» Exercise directions: Reproduce verbatim the lines of the records starting at the line containing "Detect and localize" and ending at the line containing "chevron-right-icon[interactable] <box>229 380", with both of those lines included.

[Layout coordinate data]
────

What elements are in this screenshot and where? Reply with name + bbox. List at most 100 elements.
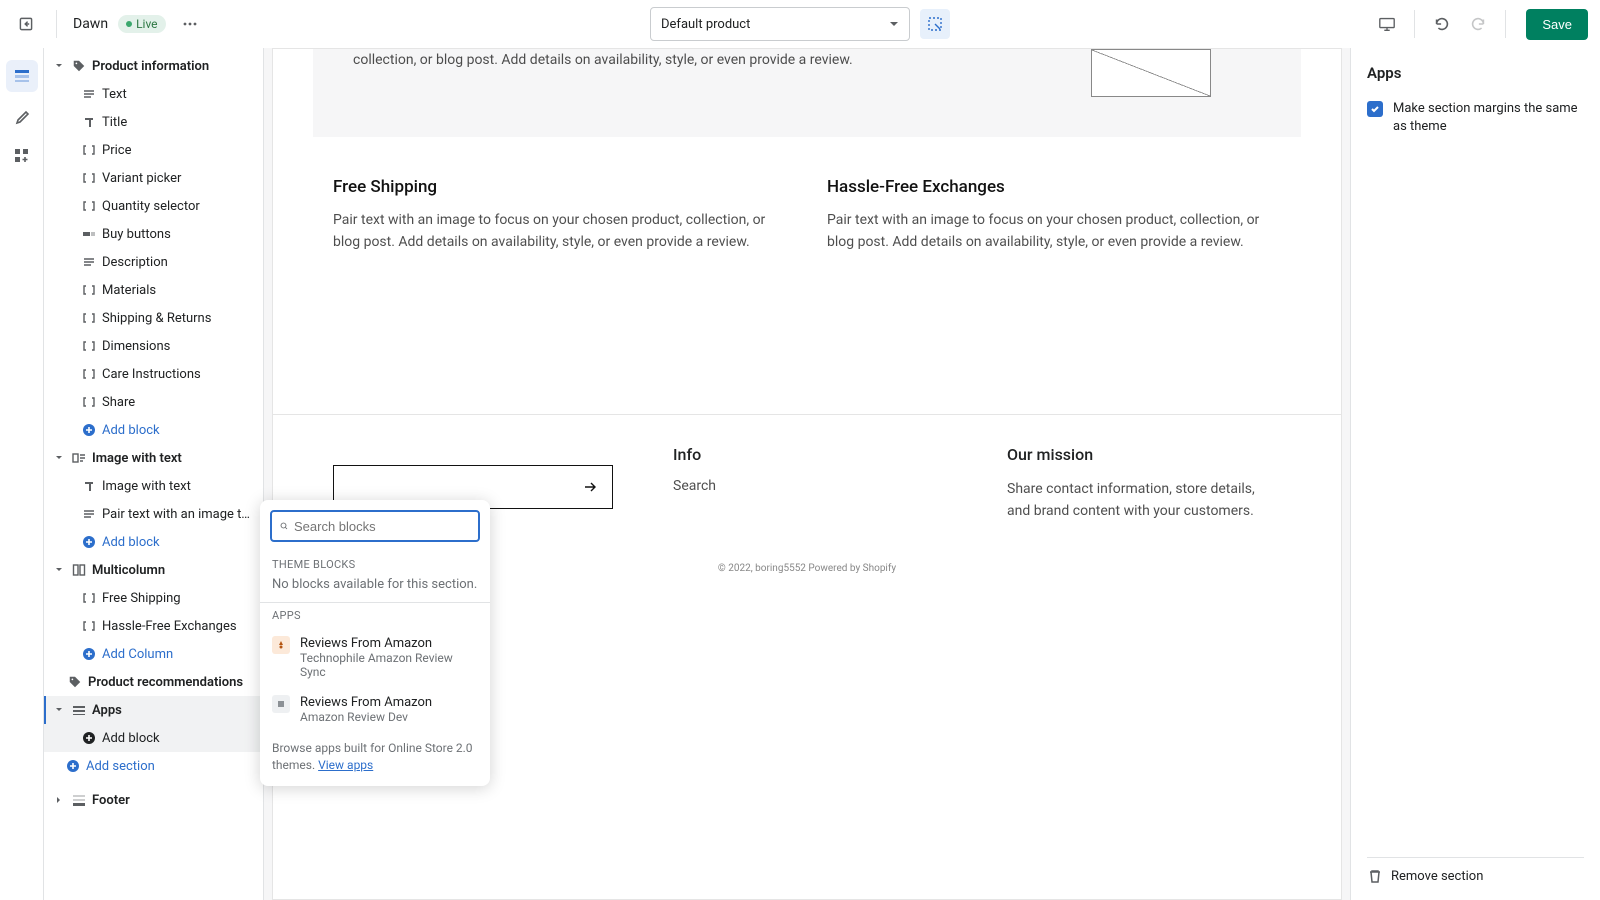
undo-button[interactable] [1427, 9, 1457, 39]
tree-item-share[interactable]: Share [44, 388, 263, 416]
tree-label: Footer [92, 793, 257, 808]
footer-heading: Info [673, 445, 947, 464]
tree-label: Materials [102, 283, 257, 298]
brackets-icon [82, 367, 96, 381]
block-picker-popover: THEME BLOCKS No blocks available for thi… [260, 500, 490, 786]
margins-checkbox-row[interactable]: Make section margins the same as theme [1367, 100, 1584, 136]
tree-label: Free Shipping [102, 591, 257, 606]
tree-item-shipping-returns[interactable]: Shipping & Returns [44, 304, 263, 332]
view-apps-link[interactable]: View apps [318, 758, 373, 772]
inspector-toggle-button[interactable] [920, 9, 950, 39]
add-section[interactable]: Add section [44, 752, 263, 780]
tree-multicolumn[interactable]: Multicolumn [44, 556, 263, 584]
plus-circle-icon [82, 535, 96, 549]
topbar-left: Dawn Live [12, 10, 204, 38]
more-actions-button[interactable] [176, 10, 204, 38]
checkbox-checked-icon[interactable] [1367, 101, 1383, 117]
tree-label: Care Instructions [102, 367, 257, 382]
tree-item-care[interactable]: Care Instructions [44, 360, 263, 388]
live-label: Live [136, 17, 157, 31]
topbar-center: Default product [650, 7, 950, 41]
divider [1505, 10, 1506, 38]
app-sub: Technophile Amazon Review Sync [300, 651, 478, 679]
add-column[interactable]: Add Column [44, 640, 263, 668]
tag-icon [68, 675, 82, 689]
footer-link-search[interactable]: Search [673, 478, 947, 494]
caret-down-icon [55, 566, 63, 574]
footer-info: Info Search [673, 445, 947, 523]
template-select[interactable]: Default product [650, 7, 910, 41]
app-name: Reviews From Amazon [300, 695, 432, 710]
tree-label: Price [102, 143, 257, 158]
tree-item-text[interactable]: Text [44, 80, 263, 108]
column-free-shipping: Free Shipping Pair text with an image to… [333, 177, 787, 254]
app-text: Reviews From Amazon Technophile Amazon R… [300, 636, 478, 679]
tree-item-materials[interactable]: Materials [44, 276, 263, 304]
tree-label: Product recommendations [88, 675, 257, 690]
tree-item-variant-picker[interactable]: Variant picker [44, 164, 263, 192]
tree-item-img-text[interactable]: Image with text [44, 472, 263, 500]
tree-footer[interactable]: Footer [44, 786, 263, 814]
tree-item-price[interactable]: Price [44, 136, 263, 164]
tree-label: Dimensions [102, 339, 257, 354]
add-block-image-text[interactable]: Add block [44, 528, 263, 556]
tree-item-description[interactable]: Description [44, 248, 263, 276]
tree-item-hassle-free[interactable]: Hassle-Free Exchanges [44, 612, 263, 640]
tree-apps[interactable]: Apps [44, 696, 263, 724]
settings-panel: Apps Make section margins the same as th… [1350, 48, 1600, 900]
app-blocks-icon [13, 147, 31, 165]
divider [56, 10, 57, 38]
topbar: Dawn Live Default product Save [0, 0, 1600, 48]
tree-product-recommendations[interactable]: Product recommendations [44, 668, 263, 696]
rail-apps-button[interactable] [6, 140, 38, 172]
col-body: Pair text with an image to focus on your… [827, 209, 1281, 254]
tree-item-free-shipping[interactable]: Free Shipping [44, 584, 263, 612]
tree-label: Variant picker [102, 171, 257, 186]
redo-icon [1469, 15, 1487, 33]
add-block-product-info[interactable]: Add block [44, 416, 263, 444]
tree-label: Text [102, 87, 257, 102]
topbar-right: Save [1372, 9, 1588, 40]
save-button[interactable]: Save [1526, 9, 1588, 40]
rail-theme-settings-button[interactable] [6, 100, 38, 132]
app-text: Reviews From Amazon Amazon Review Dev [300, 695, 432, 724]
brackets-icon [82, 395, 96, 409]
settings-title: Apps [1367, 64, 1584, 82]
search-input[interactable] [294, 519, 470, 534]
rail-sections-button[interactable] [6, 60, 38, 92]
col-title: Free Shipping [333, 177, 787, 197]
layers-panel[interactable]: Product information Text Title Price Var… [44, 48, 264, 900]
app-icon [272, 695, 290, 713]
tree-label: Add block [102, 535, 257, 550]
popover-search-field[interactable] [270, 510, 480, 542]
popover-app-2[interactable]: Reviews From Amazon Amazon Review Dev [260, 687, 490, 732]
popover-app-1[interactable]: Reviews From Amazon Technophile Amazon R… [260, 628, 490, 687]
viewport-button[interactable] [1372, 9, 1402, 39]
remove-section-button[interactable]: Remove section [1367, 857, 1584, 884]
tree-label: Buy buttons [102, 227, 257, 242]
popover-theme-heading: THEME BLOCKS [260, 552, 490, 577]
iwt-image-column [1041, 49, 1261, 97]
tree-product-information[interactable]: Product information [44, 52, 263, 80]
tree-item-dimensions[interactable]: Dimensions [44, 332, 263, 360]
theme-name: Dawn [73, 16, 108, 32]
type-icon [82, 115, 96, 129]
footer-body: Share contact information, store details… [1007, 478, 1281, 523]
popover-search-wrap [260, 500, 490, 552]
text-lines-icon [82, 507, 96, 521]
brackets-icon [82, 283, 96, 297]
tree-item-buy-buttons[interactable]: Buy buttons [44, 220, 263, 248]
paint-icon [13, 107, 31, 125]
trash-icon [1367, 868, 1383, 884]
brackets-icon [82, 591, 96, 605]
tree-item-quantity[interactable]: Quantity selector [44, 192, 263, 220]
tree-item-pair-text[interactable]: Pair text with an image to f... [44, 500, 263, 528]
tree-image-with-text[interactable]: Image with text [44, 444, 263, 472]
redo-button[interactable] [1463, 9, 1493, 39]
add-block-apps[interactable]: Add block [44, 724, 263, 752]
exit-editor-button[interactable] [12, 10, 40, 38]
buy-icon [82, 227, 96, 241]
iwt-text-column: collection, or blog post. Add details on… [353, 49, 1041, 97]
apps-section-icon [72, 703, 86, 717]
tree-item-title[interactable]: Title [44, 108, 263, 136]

────

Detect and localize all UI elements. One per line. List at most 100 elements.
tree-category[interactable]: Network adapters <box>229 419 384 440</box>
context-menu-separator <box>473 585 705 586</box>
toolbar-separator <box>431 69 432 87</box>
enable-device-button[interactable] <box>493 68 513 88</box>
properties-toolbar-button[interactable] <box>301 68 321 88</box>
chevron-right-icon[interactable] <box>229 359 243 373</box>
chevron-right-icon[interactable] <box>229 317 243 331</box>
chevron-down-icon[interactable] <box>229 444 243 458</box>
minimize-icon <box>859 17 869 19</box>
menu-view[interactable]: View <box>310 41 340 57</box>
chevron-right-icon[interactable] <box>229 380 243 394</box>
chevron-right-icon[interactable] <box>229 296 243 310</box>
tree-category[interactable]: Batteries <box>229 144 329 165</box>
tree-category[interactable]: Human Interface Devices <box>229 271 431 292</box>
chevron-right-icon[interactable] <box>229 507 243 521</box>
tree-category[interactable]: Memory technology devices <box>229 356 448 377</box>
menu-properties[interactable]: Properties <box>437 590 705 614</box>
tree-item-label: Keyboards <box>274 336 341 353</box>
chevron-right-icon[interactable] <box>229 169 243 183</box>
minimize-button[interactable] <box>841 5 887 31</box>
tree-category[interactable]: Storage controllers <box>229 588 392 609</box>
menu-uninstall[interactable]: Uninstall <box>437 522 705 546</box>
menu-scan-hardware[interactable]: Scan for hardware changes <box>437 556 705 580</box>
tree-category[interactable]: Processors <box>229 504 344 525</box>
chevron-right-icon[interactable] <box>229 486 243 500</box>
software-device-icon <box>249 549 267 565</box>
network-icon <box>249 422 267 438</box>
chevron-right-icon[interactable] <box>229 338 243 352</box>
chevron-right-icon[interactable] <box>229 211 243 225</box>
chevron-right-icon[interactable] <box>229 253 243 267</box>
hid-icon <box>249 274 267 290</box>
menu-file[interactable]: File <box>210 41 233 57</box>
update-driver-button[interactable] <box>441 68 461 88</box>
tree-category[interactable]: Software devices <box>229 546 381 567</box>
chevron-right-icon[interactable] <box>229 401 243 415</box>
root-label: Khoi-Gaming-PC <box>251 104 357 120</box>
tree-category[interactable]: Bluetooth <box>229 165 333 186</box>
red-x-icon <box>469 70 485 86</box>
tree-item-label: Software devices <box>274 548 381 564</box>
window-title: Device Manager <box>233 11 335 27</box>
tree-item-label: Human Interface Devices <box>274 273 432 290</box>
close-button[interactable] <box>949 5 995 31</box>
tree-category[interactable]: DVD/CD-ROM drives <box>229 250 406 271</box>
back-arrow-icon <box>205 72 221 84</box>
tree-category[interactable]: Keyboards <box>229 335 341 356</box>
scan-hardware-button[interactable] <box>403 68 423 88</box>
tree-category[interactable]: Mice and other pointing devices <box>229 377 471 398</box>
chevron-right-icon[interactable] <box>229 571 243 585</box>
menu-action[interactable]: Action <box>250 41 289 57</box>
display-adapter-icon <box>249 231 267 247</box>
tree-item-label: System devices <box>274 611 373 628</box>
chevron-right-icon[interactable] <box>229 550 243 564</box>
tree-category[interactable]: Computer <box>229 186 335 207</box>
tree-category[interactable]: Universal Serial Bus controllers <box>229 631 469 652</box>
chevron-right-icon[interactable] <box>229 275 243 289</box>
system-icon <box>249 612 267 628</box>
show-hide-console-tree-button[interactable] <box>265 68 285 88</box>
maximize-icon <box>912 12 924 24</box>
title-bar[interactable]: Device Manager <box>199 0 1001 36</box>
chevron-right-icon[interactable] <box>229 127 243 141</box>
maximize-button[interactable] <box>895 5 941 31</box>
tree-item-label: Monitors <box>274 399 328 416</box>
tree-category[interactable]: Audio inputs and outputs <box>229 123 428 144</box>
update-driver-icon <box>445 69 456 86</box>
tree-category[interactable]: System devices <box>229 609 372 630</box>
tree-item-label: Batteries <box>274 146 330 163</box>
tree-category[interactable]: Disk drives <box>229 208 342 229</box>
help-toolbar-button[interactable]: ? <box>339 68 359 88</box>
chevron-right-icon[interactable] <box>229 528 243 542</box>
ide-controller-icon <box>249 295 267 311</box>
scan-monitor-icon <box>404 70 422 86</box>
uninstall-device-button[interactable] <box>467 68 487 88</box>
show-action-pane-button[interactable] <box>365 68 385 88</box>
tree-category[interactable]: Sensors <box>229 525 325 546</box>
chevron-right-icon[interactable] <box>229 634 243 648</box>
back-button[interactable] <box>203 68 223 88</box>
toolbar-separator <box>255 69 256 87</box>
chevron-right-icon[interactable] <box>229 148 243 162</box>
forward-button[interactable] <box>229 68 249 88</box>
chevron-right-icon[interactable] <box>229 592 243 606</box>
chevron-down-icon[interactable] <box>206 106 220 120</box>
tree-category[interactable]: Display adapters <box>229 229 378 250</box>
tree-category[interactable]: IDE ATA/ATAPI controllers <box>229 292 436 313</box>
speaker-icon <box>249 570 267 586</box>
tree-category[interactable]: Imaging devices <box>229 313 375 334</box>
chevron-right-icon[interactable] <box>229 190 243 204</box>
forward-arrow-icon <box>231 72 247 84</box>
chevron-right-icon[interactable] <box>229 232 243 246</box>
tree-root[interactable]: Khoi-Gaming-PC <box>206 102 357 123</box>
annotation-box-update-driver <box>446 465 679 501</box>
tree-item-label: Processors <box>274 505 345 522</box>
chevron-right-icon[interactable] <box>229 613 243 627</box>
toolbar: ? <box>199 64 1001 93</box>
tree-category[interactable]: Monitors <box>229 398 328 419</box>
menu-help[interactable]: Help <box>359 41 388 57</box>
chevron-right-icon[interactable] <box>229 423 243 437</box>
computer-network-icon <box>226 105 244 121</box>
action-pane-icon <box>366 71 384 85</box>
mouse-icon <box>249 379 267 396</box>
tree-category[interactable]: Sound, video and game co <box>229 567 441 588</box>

────

» Task answer:
Detect and localize all UI elements. One per line. List at most 100 elements.
tree-category[interactable]: Network adapters <box>229 419 384 440</box>
context-menu-separator <box>473 585 705 586</box>
toolbar-separator <box>431 69 432 87</box>
enable-device-button[interactable] <box>493 68 513 88</box>
properties-toolbar-button[interactable] <box>301 68 321 88</box>
chevron-right-icon[interactable] <box>229 359 243 373</box>
chevron-right-icon[interactable] <box>229 317 243 331</box>
chevron-down-icon[interactable] <box>229 444 243 458</box>
minimize-icon <box>859 17 869 19</box>
menu-view[interactable]: View <box>310 41 340 57</box>
chevron-right-icon[interactable] <box>229 380 243 394</box>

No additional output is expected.